◆ Given instruction ◆
Select and reproduce each line of the listing below that bears the string "Stage".
::::::::::
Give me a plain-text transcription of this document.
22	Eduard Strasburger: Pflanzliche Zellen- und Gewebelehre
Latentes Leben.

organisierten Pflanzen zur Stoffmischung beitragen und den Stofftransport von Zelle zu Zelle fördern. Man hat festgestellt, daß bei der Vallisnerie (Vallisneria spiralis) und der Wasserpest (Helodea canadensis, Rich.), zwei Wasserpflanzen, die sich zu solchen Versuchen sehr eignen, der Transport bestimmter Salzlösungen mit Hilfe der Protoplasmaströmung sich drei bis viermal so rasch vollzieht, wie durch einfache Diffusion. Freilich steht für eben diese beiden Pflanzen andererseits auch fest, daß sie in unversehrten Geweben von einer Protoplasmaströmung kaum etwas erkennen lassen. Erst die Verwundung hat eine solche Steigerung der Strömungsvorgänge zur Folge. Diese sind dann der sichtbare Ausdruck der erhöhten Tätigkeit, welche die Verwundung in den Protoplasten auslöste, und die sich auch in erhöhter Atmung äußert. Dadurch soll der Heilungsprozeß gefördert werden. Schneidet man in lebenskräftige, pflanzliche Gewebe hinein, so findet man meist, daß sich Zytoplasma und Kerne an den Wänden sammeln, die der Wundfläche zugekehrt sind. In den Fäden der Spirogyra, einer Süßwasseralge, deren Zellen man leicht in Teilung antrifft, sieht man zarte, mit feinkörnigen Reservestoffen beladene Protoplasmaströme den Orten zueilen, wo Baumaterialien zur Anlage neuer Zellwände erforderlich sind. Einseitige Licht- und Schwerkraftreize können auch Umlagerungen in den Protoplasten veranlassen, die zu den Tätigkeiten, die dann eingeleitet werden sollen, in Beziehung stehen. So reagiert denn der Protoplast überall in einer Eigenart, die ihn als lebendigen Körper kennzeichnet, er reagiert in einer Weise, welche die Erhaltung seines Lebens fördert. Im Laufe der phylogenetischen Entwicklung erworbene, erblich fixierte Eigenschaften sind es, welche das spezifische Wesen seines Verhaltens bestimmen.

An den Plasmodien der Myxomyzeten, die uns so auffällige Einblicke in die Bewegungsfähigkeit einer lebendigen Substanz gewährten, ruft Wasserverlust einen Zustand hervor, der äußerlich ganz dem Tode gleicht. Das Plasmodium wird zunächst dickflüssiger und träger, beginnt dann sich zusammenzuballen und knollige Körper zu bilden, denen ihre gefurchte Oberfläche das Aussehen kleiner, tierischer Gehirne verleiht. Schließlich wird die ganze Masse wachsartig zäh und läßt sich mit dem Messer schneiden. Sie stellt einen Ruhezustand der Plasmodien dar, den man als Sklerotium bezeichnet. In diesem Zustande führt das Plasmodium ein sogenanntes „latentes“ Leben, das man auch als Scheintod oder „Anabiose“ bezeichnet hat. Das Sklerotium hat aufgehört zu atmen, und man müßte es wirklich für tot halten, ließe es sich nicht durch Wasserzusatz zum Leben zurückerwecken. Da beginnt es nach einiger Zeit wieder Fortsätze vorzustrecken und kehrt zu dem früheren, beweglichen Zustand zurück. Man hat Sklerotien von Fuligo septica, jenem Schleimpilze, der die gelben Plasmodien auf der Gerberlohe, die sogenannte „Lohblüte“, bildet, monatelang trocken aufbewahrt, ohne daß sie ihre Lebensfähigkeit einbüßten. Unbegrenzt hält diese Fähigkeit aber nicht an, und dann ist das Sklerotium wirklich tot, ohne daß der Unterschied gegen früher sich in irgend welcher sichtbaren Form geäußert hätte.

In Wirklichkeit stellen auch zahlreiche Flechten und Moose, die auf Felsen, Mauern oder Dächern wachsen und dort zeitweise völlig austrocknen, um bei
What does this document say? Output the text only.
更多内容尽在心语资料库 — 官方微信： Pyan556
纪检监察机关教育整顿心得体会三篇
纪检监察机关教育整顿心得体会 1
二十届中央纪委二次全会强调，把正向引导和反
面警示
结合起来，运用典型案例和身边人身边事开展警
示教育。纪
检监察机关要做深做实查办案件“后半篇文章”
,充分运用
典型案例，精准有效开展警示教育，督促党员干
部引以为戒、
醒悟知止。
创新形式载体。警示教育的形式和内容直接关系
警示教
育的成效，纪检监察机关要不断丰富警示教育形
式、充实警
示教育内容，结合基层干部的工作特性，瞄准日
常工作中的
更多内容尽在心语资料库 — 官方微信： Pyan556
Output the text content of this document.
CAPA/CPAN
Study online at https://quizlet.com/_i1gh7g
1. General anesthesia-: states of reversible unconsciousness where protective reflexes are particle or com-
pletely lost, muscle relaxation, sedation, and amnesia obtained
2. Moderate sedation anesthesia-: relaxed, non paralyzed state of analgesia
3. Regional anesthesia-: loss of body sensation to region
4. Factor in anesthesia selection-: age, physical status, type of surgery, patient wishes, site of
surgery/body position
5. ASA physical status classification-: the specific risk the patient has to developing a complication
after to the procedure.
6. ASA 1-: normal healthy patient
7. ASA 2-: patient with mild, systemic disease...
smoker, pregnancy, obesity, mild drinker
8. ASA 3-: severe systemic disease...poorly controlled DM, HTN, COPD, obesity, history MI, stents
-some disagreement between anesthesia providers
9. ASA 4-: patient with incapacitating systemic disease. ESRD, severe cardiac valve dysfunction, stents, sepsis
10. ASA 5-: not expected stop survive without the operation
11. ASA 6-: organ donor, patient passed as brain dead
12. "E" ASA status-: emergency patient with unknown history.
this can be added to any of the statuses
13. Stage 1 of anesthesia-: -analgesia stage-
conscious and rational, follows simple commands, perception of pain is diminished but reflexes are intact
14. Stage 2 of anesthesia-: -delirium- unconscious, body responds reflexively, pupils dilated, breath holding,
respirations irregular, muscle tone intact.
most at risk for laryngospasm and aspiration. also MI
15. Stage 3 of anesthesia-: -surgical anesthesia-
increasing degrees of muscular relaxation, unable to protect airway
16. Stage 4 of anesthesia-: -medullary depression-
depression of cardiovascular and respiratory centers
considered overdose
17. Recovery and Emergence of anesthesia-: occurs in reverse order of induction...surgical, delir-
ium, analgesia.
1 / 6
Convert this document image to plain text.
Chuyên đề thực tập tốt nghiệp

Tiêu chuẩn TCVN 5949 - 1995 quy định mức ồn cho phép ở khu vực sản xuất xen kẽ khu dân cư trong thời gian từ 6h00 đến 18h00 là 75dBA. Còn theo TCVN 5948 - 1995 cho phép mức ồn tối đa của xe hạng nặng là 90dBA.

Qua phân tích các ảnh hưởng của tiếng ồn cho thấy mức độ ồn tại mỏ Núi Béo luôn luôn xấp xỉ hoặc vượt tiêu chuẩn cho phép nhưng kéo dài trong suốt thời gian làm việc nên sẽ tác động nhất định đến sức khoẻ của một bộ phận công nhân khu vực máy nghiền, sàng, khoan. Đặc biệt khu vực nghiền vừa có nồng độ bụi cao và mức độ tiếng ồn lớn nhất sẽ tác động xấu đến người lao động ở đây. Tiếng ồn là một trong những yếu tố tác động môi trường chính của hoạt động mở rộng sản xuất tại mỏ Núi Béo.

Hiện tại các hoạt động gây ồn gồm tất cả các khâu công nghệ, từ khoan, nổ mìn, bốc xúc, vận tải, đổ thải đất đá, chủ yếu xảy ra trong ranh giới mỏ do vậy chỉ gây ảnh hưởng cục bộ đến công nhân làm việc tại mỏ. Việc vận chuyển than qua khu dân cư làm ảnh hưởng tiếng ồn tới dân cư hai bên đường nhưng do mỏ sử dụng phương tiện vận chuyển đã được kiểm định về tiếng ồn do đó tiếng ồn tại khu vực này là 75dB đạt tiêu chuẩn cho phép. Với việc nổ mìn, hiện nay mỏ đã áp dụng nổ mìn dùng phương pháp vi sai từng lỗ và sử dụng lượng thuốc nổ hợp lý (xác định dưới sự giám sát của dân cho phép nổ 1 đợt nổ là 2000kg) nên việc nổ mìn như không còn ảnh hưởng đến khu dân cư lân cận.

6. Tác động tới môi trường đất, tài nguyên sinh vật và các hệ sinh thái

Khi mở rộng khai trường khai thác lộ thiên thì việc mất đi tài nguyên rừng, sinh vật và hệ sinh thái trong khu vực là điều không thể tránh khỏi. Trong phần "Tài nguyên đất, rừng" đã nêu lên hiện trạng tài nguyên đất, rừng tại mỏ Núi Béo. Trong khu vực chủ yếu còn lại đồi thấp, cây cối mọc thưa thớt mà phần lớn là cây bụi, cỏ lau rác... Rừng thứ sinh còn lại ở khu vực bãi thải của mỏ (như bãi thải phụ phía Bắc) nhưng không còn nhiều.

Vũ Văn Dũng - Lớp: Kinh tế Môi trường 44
::::::::::
◆ Written answer ◆
13. Stage 1 of anesthesia-: -analgesia stage-
14. Stage 2 of anesthesia-: -delirium- unconscious, body responds reflexively, pupils dilated, breath holding,
15. Stage 3 of anesthesia-: -surgical anesthesia-
16. Stage 4 of anesthesia-: -medullary depression-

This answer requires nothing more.